What you are asked to do -
Can you restate the records below word for word?

— Start Exercise data —

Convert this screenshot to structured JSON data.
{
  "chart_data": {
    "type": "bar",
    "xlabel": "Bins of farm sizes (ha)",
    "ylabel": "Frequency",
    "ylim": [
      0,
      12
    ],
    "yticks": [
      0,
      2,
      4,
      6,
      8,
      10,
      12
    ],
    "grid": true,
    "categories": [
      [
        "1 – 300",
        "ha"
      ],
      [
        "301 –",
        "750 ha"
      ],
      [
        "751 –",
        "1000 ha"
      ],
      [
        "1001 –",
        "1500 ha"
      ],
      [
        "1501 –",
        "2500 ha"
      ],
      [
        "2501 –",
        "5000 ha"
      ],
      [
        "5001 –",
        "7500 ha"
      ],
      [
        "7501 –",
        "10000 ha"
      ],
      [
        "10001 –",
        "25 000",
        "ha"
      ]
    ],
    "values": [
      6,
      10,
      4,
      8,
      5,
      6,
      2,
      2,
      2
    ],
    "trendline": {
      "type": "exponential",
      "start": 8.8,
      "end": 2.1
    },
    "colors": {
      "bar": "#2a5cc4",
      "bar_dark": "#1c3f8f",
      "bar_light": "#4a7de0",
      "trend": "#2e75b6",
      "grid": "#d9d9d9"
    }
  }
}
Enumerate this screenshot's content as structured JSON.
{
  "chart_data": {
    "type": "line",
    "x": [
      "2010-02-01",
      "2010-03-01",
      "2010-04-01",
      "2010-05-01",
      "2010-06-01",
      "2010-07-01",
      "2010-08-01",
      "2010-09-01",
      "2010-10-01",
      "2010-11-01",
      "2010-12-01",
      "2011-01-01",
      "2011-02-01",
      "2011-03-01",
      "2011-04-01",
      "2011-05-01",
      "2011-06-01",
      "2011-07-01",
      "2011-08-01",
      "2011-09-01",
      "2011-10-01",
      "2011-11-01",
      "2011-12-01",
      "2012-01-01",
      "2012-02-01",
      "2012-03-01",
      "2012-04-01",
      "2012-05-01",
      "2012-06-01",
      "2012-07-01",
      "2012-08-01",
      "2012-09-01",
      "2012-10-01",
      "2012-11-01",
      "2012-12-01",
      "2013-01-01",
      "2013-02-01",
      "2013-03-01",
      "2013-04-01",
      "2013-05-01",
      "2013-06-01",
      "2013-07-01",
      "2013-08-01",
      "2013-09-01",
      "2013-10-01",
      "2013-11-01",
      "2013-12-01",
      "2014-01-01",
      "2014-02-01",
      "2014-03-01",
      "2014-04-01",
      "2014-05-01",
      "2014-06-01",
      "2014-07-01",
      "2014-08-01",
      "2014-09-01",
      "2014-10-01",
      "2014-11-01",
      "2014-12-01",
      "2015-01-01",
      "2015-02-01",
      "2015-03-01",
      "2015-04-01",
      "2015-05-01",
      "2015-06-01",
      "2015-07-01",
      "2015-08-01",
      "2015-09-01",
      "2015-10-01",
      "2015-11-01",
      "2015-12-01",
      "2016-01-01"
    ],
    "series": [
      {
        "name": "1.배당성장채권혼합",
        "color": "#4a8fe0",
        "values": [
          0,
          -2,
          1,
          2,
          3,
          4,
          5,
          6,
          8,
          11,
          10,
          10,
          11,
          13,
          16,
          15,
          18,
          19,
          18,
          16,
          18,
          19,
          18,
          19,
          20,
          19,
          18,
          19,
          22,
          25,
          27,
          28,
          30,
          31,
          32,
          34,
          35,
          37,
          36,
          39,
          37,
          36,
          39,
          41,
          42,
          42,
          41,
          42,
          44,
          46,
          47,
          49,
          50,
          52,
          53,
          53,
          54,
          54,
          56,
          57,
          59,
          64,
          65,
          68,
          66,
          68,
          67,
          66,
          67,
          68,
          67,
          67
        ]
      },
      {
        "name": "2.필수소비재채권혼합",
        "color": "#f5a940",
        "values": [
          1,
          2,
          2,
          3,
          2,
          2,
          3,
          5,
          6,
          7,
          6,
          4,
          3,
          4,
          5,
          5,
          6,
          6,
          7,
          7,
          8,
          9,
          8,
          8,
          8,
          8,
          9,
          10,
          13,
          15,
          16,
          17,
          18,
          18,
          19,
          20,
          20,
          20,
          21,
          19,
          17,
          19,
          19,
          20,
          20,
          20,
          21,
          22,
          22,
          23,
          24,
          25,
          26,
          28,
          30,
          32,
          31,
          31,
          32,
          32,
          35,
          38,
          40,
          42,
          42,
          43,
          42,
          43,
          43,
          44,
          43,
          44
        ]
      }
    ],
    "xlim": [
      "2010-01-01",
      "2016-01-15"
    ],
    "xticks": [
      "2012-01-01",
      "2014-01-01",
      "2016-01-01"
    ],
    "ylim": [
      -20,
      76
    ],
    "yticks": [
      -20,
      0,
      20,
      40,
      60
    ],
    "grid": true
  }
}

— End Exercise data —

Completed task -
Convert this screenshot to structured JSON data.
{
  "chart_data": {
    "type": "bar",
    "xlabel": "Bins of farm sizes (ha)",
    "ylabel": "Frequency",
    "ylim": [
      0,
      12
    ],
    "yticks": [
      0,
      2,
      4,
      6,
      8,
      10,
      12
    ],
    "grid": true,
    "categories": [
      [
        "1 – 300",
        "ha"
      ],
      [
        "301 –",
        "750 ha"
      ],
      [
        "751 –",
        "1000 ha"
      ],
      [
        "1001 –",
        "1500 ha"
      ],
      [
        "1501 –",
        "2500 ha"
      ],
      [
        "2501 –",
        "5000 ha"
      ],
      [
        "5001 –",
        "7500 ha"
      ],
      [
        "7501 –",
        "10000 ha"
      ],
      [
        "10001 –",
        "25 000",
        "ha"
      ]
    ],
    "values": [
      6,
      10,
      4,
      8,
      5,
      6,
      2,
      2,
      2
    ],
    "trendline": {
      "type": "exponential",
      "start": 8.8,
      "end": 2.1
    },
    "colors": {
      "bar": "#2a5cc4",
      "bar_dark": "#1c3f8f",
      "bar_light": "#4a7de0",
      "trend": "#2e75b6",
      "grid": "#d9d9d9"
    }
  }
}
Enumerate this screenshot's content as structured JSON.
{
  "chart_data": {
    "type": "line",
    "x": [
      "2010-02-01",
      "2010-03-01",
      "2010-04-01",
      "2010-05-01",
      "2010-06-01",
      "2010-07-01",
      "2010-08-01",
      "2010-09-01",
      "2010-10-01",
      "2010-11-01",
      "2010-12-01",
      "2011-01-01",
      "2011-02-01",
      "2011-03-01",
      "2011-04-01",
      "2011-05-01",
      "2011-06-01",
      "2011-07-01",
      "2011-08-01",
      "2011-09-01",
      "2011-10-01",
      "2011-11-01",
      "2011-12-01",
      "2012-01-01",
      "2012-02-01",
      "2012-03-01",
      "2012-04-01",
      "2012-05-01",
      "2012-06-01",
      "2012-07-01",
      "2012-08-01",
      "2012-09-01",
      "2012-10-01",
      "2012-11-01",
      "2012-12-01",
      "2013-01-01",
      "2013-02-01",
      "2013-03-01",
      "2013-04-01",
      "2013-05-01",
      "2013-06-01",
      "2013-07-01",
      "2013-08-01",
      "2013-09-01",
      "2013-10-01",
      "2013-11-01",
      "2013-12-01",
      "2014-01-01",
      "2014-02-01",
      "2014-03-01",
      "2014-04-01",
      "2014-05-01",
      "2014-06-01",
      "2014-07-01",
      "2014-08-01",
      "2014-09-01",
      "2014-10-01",
      "2014-11-01",
      "2014-12-01",
      "2015-01-01",
      "2015-02-01",
      "2015-03-01",
      "2015-04-01",
      "2015-05-01",
      "2015-06-01",
      "2015-07-01",
      "2015-08-01",
      "2015-09-01",
      "2015-10-01",
      "2015-11-01",
      "2015-12-01",
      "2016-01-01"
    ],
    "series": [
      {
        "name": "1.배당성장채권혼합",
        "color": "#4a8fe0",
        "values": [
          0,
          -2,
          1,
          2,
          3,
          4,
          5,
          6,
          8,
          11,
          10,
          10,
          11,
          13,
          16,
          15,
          18,
          19,
          18,
          16,
          18,
          19,
          18,
          19,
          20,
          19,
          18,
          19,
          22,
          25,
          27,
          28,
          30,
          31,
          32,
          34,
          35,
          37,
          36,
          39,
          37,
          36,
          39,
          41,
          42,
          42,
          41,
          42,
          44,
          46,
          47,
          49,
          50,
          52,
          53,
          53,
          54,
          54,
          56,
          57,
          59,
          64,
          65,
          68,
          66,
          68,
          67,
          66,
          67,
          68,
          67,
          67
        ]
      },
      {
        "name": "2.필수소비재채권혼합",
        "color": "#f5a940",
        "values": [
          1,
          2,
          2,
          3,
          2,
          2,
          3,
          5,
          6,
          7,
          6,
          4,
          3,
          4,
          5,
          5,
          6,
          6,
          7,
          7,
          8,
          9,
          8,
          8,
          8,
          8,
          9,
          10,
          13,
          15,
          16,
          17,
          18,
          18,
          19,
          20,
          20,
          20,
          21,
          19,
          17,
          19,
          19,
          20,
          20,
          20,
          21,
          22,
          22,
          23,
          24,
          25,
          26,
          28,
          30,
          32,
          31,
          31,
          32,
          32,
          35,
          38,
          40,
          42,
          42,
          43,
          42,
          43,
          43,
          44,
          43,
          44
        ]
      }
    ],
    "xlim": [
      "2010-01-01",
      "2016-01-15"
    ],
    "xticks": [
      "2012-01-01",
      "2014-01-01",
      "2016-01-01"
    ],
    "ylim": [
      -20,
      76
    ],
    "yticks": [
      -20,
      0,
      20,
      40,
      60
    ],
    "grid": true
  }
}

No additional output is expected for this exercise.